### SOURCE TEXT:
The current members of the Committee of the Company are Ken Pickering (Chair), Gordon Keep and David Laing, all of whom are independent directors. The Committee had no formal meetings during the year and undertook business by way of consent resolution.
The current members of the Committee possess the skills and experience that enable the Committee to make decisions on the suitability of the Company's compensation policies and practices.
As a result of their education and experience, each member of the Committee has familiarity with, an understanding of, or experience in:
(a) reviewing compensation philosophy including base compensation structures & incentive programs;
(b) reviewing specific executive and director compensation;
(c) administering of share option and other equity based compensation plans and the determination of equity grants; and
(d) reviewing performance goals and the assessments of corporate officers.
Messrs. Pickering, Keep and Laing, serve on other boards of publicly traded mining companies and have experience in the area of compensation and related issues. See disclosure under Biographical Information of Nominees for Director for relevant education and experience of policies of the Committee.
The Committee has, among other things, the following duties, responsibilities and authority:
i. to recommend to the Board the form and amount of compensation to be paid by the Company to directors for service on the Board and on its committees. The Committee shall review director compensation at least annually.

### ENTRIES:
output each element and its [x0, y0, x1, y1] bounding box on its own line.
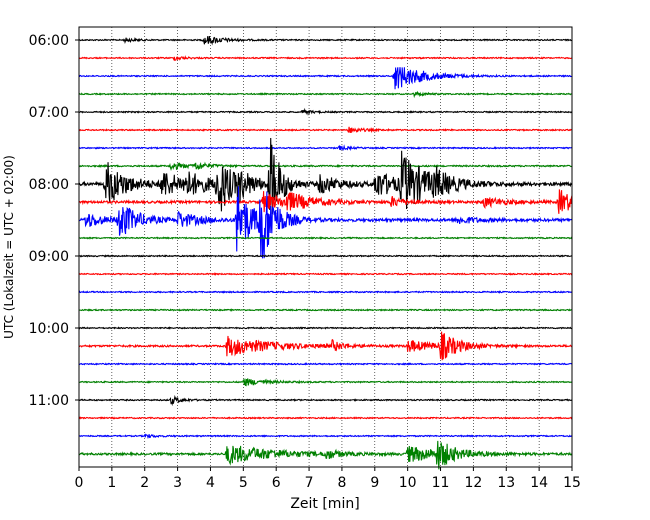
x-tick-label: 12 — [464, 475, 482, 491]
seismic-trace — [78, 362, 573, 366]
y-tick-label: 07:00 — [29, 105, 69, 121]
seismic-trace — [78, 394, 573, 407]
y-tick-label: 10:00 — [29, 321, 69, 337]
seismic-trace — [78, 254, 573, 258]
x-tick-label: 13 — [497, 475, 515, 491]
seismic-trace — [78, 126, 573, 134]
x-tick-label: 6 — [272, 475, 281, 491]
x-tick-label: 3 — [173, 475, 182, 491]
vertical-grid — [78, 27, 573, 467]
x-axis-label: Zeit [min] — [290, 496, 359, 512]
x-tick-label: 5 — [239, 475, 248, 491]
seismic-trace — [78, 67, 573, 90]
seismic-trace — [78, 440, 573, 470]
seismic-trace — [78, 189, 573, 214]
seismic-trace — [78, 416, 573, 420]
seismic-trace — [78, 236, 573, 240]
seismic-trace — [78, 326, 573, 330]
y-axis: 06:00 07:00 08:00 09:00 10:00 11:00 — [29, 33, 79, 409]
seismic-trace — [78, 308, 573, 312]
seismic-trace — [78, 378, 573, 387]
seismic-trace — [78, 55, 573, 62]
seismic-trace — [78, 186, 573, 259]
seismic-trace — [78, 144, 573, 152]
x-tick-label: 7 — [305, 475, 314, 491]
plot-frame — [78, 26, 573, 468]
x-tick-label: 10 — [399, 475, 417, 491]
y-tick-label: 06:00 — [29, 33, 69, 49]
x-tick-label: 4 — [206, 475, 215, 491]
x-tick-label: 2 — [140, 475, 149, 491]
x-tick-label: 0 — [75, 475, 84, 491]
x-tick-label: 1 — [107, 475, 116, 491]
x-tick-label: 8 — [337, 475, 346, 491]
seismic-traces — [78, 35, 573, 470]
x-tick-label: 15 — [563, 475, 581, 491]
seismic-trace — [78, 331, 573, 361]
x-tick-label: 14 — [530, 475, 548, 491]
y-axis-label: UTC (Lokalzeit = UTC + 02:00) — [2, 155, 16, 339]
y-tick-label: 09:00 — [29, 249, 69, 265]
seismic-trace — [78, 107, 573, 116]
x-tick-label: 9 — [370, 475, 379, 491]
seismic-trace — [78, 137, 573, 215]
seismic-trace — [78, 90, 573, 99]
seismic-trace — [78, 161, 573, 171]
seismic-trace — [78, 35, 573, 46]
y-tick-label: 11:00 — [29, 393, 69, 409]
y-tick-label: 08:00 — [29, 177, 69, 193]
seismic-trace — [78, 433, 573, 439]
seismic-trace — [78, 272, 573, 276]
x-tick-label: 11 — [432, 475, 450, 491]
x-axis: 0 1 2 3 4 5 6 7 8 9 10 11 12 13 14 15 — [75, 467, 581, 491]
seismic-trace — [78, 290, 573, 294]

### REQUESTS:
[1] Decide whether each statement agrees with the compensation committee text. Answer yes or no for each, and quote the deciding words of the text.
(a) The Committee held several formal meetings during the year.
(b) Every member of the Committee is an independent director.
(c) The Committee is to review director compensation at least once a year.
[2] Carry the compensation committee text forward from its last sentence.

### ANSWERS IN ORDER:
[1]
(a) No: "The Committee had no formal meetings during the year and undertook business by way of consent resolution."
(b) Yes: "Ken Pickering (Chair), Gordon Keep and David Laing, all of whom are independent directors."
(c) Yes: "The Committee shall review director compensation at least annually."

[2]
ii. to annually review the Company's base compensation structure and the Company's incentive compensation, share option and other equity-based compensation programs and recommend changes in or additions to such structure and plans to the Board as needed.
iii. to recommend to the Board the annual base compensation of the Company's executive officers and senior managers (collectively the "Officers").
iv. to recommend to the Board annual corporate goals and objectives under any incentive compensation plan adopted by the Company for Officers, and recommend incentive compensation participation levels for Officers under any such incentive compensation plan. In determining the incentive component of compensation, the Committee will consider the Company's performance and relative shareholder return, the values of similar incentives at comparable companies and the awards given in past years.
v. to evaluate the performance of Officers generally and in light of annual corporate goals and objectives under any incentive compensation plan.
vi. to periodically review with the Chairman and CEO their assessments of corporate officers and senior managers and succession plans and make recommendations to the Board regarding appointment of officers and senior managers.
vii. to administer the Company's share option and other equity based compensation plans and determine the annual grants of share options and other equity based compensation.
viii. to recommend to the NG Committee the qualifications and criteria for membership on the Committee.
Report on Executive Compensation
This report on executive compensation has been authorized by the Committee members as aforementioned. The Board assumes responsibility for reviewing and monitoring the long-range compensation strategy for the Company's senior management, although the Committee guides it in this role. As part of its mandate, the Board determines the type and amount of compensation for the Company's executive officers. In addition, the Board reviews the methodology utilized by the Company for setting salaries of employees throughout the organization.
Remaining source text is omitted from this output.